EXERCISE INSTRUCTIONS → Set out every line bearing the string "More".

DATA SHOWN →
+ + + + +

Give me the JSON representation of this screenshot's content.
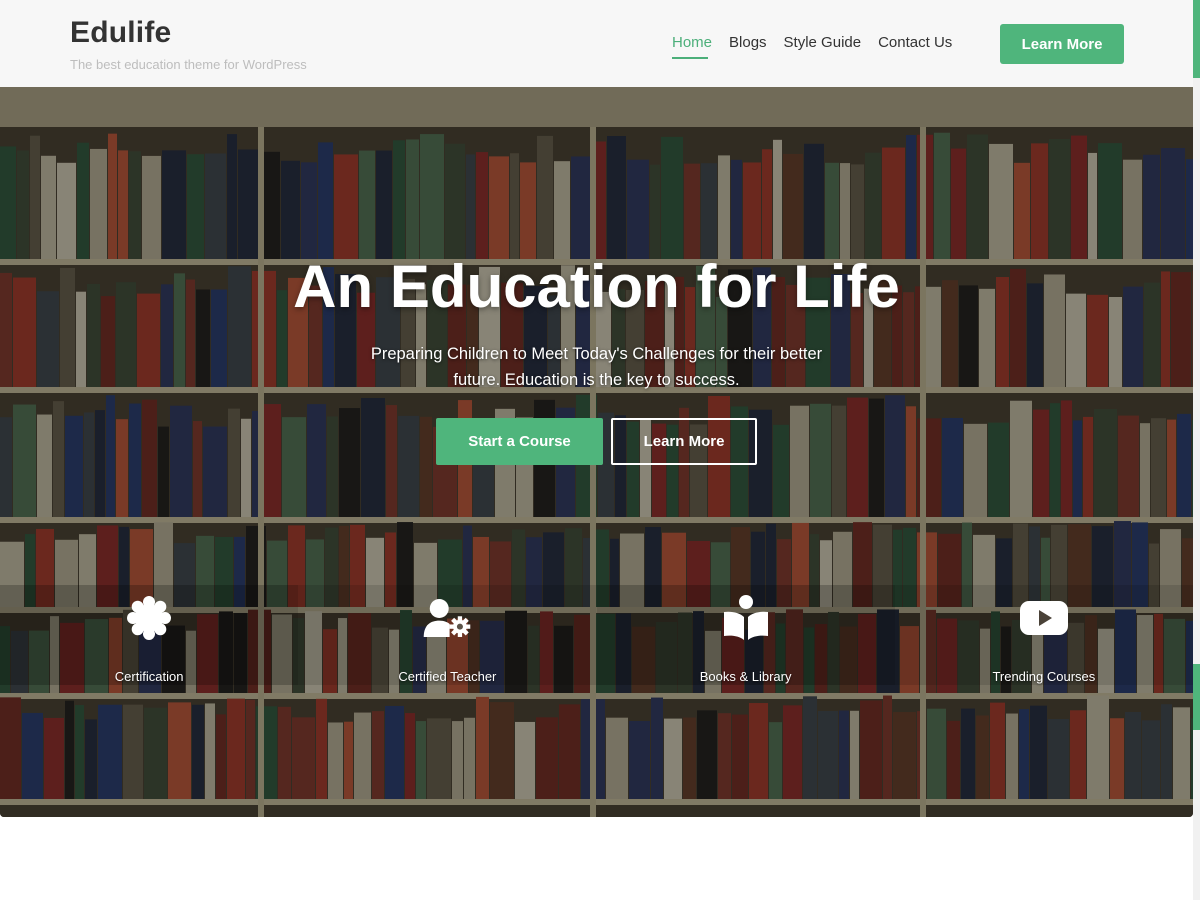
{
  "header": {
    "site_title": "Edulife",
    "tagline": "The best education theme for WordPress",
    "nav": [
      {
        "label": "Home",
        "active": true
      },
      {
        "label": "Blogs",
        "active": false
      },
      {
        "label": "Style Guide",
        "active": false
      },
      {
        "label": "Contact Us",
        "active": false
      }
    ],
    "cta_label": "Learn More"
  },
  "hero": {
    "title": "An Education for Life",
    "subtitle": "Preparing Children to Meet Today's Challenges for their better future. Education is the key to success.",
    "primary_button": "Start a Course",
    "secondary_button": "Learn More",
    "background_icon": "library-bookshelf-photo"
  },
  "features": [
    {
      "label": "Certification",
      "icon": "certificate-seal-icon"
    },
    {
      "label": "Certified Teacher",
      "icon": "user-gear-icon"
    },
    {
      "label": "Books & Library",
      "icon": "book-reader-icon"
    },
    {
      "label": "Trending Courses",
      "icon": "youtube-play-icon"
    }
  ],
  "colors": {
    "accent": "#4fb57c",
    "text_dark": "#333333",
    "tagline": "#bdbdbd"
  }
}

+ + + + +

FULL SOLUTION →
    "cta_label": "Learn More"
    "secondary_button": "Learn More",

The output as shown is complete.